--- Entries provided ---
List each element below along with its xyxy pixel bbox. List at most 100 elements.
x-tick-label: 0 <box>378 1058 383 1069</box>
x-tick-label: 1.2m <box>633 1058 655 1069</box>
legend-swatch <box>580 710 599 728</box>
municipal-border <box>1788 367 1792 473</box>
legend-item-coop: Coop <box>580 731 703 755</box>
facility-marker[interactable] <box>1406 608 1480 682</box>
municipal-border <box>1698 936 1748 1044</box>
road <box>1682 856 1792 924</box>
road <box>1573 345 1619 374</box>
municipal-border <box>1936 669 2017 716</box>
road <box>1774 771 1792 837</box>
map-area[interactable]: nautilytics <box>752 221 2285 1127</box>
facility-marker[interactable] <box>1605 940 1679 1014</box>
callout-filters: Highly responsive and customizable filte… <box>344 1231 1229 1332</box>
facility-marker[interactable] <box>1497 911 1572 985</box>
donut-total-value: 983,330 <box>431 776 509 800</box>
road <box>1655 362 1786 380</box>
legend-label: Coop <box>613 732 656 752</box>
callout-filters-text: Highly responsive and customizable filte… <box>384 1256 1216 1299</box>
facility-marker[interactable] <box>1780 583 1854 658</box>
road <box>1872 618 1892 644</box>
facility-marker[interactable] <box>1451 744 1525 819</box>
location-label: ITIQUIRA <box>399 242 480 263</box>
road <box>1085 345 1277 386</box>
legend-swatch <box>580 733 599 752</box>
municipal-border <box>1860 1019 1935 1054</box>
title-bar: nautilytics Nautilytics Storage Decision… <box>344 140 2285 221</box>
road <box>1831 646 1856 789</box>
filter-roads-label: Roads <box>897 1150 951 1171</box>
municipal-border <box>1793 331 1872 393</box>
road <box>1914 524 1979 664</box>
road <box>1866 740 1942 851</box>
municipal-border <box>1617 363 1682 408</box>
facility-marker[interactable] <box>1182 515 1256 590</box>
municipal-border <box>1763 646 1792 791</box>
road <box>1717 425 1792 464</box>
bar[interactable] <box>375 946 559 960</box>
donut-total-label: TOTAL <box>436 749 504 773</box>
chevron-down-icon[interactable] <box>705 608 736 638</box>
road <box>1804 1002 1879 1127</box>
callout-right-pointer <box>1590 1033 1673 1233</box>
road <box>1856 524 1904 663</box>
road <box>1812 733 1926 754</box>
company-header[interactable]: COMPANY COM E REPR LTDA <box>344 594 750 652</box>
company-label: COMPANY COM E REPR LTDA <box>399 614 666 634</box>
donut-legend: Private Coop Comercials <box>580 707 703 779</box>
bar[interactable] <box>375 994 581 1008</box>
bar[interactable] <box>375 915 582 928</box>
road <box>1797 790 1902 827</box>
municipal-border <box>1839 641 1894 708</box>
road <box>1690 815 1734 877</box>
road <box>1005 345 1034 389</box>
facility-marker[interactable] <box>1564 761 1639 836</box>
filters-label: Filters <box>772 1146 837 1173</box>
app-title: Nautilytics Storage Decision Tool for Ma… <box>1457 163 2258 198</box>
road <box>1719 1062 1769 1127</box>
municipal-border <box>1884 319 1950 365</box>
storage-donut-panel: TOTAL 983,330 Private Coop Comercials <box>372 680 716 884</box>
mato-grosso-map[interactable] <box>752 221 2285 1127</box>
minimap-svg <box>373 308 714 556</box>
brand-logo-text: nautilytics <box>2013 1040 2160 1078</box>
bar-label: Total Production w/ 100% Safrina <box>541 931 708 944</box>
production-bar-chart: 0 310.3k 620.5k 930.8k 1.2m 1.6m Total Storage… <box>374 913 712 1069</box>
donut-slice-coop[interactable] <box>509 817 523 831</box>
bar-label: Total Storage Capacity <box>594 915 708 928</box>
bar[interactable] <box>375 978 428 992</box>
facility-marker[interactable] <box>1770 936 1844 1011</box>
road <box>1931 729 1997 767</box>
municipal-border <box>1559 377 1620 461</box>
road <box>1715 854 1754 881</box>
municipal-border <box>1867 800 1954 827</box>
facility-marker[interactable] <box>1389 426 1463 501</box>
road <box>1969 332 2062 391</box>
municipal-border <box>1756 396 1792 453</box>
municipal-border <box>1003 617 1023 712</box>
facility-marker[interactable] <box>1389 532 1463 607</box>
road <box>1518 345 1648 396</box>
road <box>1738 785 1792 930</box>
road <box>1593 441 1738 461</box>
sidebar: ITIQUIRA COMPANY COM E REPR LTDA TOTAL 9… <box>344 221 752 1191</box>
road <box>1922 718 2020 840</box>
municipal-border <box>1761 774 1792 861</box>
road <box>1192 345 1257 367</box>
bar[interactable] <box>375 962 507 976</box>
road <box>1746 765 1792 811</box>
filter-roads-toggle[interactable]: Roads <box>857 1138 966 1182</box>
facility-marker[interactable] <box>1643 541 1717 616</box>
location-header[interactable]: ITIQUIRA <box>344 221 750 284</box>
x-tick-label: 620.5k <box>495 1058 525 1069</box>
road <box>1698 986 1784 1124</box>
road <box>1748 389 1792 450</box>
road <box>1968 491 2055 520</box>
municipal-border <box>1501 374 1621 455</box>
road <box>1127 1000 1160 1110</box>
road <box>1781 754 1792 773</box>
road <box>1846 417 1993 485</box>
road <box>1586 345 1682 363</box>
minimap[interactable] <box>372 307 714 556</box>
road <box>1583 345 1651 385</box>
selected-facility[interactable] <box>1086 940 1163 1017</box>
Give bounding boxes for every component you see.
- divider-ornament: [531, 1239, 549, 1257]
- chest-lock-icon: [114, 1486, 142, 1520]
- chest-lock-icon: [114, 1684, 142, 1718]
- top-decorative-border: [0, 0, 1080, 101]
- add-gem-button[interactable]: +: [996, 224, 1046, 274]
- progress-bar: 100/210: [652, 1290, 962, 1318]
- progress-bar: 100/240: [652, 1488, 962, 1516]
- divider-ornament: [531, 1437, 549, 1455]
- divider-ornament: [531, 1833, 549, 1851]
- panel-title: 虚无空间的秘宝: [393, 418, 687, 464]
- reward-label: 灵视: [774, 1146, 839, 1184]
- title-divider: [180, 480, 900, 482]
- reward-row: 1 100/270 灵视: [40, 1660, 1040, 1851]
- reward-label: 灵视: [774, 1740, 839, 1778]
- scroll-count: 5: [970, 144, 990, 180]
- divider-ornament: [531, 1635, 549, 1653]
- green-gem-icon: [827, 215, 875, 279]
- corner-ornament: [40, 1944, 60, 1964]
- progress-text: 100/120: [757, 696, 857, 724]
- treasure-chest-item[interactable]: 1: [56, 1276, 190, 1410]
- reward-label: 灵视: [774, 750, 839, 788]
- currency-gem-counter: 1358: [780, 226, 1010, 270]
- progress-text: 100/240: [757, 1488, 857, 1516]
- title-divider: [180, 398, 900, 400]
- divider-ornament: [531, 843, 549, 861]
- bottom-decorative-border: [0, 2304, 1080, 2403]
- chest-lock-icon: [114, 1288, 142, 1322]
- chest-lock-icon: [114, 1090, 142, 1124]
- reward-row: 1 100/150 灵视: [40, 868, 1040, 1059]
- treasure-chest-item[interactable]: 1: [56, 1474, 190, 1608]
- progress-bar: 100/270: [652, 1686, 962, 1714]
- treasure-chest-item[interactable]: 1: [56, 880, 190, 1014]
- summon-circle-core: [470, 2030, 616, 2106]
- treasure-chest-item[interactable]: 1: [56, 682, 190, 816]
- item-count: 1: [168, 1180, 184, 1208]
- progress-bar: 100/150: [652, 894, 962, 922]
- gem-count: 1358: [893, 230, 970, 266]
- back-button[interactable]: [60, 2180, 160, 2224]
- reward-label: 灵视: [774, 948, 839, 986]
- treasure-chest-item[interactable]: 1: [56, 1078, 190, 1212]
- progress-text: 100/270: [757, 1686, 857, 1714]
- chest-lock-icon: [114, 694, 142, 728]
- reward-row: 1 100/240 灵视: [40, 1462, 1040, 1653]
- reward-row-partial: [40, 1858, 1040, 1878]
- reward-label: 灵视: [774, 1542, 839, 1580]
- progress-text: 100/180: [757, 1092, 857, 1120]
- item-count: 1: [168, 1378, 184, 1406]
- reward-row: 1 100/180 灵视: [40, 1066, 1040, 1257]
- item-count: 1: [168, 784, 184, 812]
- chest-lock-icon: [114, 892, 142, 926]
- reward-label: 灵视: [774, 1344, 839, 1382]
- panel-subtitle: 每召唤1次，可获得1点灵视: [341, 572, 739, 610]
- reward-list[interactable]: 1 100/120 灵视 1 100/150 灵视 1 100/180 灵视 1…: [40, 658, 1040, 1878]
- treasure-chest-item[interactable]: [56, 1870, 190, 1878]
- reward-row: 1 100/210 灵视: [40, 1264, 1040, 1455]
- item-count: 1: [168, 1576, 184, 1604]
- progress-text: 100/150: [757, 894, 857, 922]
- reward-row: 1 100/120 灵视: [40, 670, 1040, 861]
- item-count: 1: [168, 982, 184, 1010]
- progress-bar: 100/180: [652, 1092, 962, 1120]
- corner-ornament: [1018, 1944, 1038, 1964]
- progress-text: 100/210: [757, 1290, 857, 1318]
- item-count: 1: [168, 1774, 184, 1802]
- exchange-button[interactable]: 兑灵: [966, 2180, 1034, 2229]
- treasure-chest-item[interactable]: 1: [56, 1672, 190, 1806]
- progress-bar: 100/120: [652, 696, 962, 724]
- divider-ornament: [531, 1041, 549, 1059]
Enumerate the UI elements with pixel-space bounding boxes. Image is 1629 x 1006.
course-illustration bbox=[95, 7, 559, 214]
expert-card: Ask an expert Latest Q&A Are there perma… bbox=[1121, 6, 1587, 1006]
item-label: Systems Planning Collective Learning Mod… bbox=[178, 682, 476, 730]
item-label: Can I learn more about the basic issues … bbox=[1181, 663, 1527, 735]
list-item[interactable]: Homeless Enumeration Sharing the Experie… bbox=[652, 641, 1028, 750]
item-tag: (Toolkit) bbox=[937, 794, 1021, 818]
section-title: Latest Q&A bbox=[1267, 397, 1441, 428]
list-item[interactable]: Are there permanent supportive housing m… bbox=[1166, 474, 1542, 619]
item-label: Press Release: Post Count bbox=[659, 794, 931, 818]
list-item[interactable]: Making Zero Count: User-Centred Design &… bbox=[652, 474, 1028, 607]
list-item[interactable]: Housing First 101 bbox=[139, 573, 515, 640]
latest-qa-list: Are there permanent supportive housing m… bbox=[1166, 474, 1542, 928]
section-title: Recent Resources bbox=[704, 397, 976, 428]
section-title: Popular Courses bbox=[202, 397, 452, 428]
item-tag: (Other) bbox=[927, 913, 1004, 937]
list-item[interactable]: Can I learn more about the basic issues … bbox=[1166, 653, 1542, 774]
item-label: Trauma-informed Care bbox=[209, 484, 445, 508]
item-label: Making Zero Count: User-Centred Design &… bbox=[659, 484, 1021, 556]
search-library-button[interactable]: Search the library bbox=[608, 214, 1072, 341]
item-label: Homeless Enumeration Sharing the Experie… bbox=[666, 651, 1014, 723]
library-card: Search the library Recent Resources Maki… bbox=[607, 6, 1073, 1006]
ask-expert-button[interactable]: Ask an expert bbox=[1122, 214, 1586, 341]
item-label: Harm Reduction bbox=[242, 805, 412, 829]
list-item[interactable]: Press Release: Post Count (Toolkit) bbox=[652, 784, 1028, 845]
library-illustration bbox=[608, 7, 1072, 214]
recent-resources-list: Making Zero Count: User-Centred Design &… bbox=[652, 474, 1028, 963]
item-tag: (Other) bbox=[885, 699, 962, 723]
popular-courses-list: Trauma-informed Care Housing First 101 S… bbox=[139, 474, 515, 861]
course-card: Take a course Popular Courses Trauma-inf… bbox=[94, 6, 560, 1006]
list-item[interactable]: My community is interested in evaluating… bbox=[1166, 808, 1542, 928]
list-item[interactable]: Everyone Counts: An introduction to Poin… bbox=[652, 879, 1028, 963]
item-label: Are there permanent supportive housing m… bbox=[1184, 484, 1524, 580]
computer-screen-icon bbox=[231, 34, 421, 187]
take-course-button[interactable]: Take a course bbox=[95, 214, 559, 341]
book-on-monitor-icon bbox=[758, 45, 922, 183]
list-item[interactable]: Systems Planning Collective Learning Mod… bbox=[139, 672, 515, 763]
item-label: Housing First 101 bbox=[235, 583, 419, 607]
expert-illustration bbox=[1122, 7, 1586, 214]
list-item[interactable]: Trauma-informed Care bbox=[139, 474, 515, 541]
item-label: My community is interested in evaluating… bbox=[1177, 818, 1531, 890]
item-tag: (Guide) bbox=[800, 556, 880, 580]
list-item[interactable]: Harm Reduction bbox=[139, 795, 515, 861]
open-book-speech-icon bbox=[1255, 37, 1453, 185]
---
**What the exercise asks**
Output the entries from the first line through the line that contains "facility-marker[interactable] <box>1605 940", reproducing each line without any change.

**Answer to the task**
List each element below along with its xyxy pixel bbox. List at most 100 elements.
x-tick-label: 0 <box>378 1058 383 1069</box>
x-tick-label: 1.2m <box>633 1058 655 1069</box>
legend-swatch <box>580 710 599 728</box>
municipal-border <box>1788 367 1792 473</box>
legend-item-coop: Coop <box>580 731 703 755</box>
facility-marker[interactable] <box>1406 608 1480 682</box>
municipal-border <box>1698 936 1748 1044</box>
road <box>1682 856 1792 924</box>
road <box>1573 345 1619 374</box>
municipal-border <box>1936 669 2017 716</box>
road <box>1774 771 1792 837</box>
map-area[interactable]: nautilytics <box>752 221 2285 1127</box>
facility-marker[interactable] <box>1605 940 1679 1014</box>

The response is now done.